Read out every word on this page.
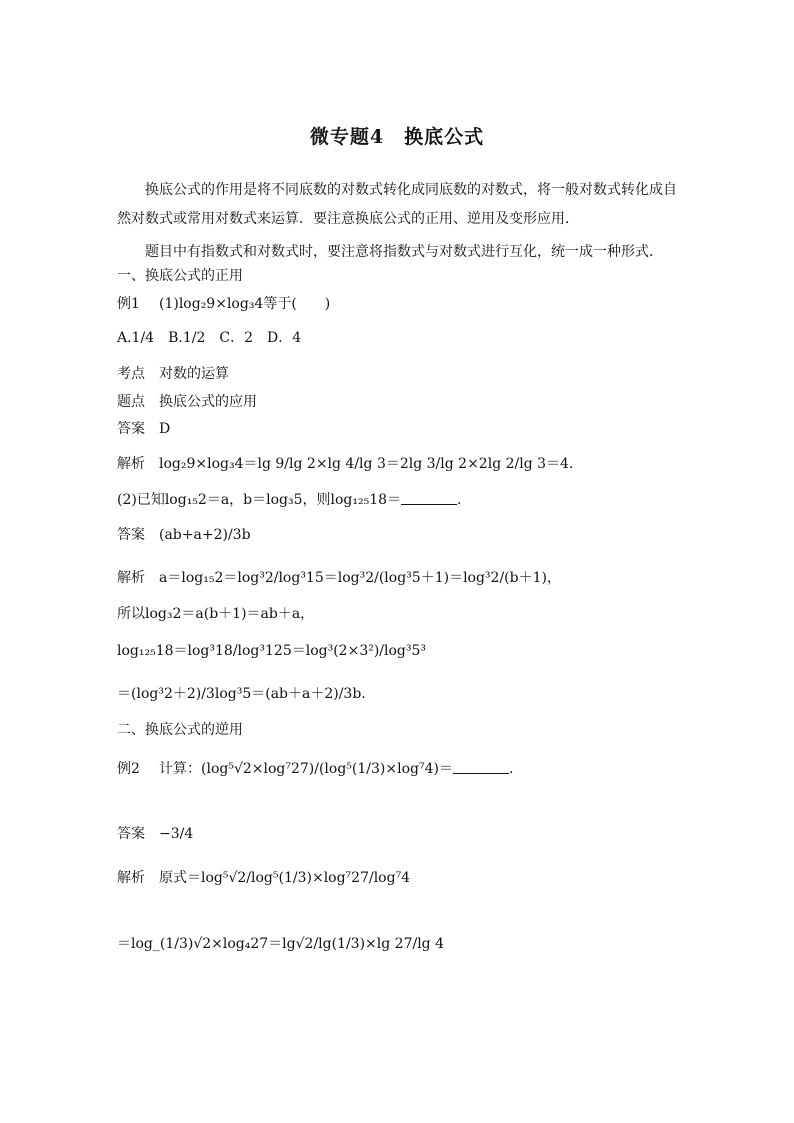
微专题4　换底公式
换底公式的作用是将不同底数的对数式转化成同底数的对数式，将一般对数式转化成自
然对数式或常用对数式来运算．要注意换底公式的正用、逆用及变形应用．
题目中有指数式和对数式时，要注意将指数式与对数式进行互化，统一成一种形式．
一、换底公式的正用
例1 (1)log₂9×log₃4等于(　　)
A.1/4　B.1/2　C．2　D．4
考点 对数的运算
题点 换底公式的应用
答案 D
解析 log₂9×log₃4＝lg 9/lg 2×lg 4/lg 3＝2lg 3/lg 2×2lg 2/lg 3＝4.
(2)已知log₁₅2＝a，b＝log₃5，则log₁₂₅18＝	.
答案 (ab+a+2)/3b
解析 a＝log₁₅2＝log³2/log³15＝log³2/(log³5＋1)＝log³2/(b＋1)，
所以log₃2＝a(b＋1)＝ab＋a，
log₁₂₅18＝log³18/log³125＝log³(2×3²)/log³5³
＝(log³2＋2)/3log³5＝(ab＋a＋2)/3b.
二、换底公式的逆用
例2 计算：(log⁵√2×log⁷27)/(log⁵(1/3)×log⁷4)＝	.
答案 −3/4
解析 原式＝log⁵√2/log⁵(1/3)×log⁷27/log⁷4
＝log_(1/3)√2×log₄27＝lg√2/lg(1/3)×lg 27/lg 4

§ Description of the task:
Filter the entries above down to the lines containing the word "log⁵".

§ Response:
例2 计算：(log⁵√2×log⁷27)/(log⁵(1/3)×log⁷4)＝	.
解析 原式＝log⁵√2/log⁵(1/3)×log⁷27/log⁷4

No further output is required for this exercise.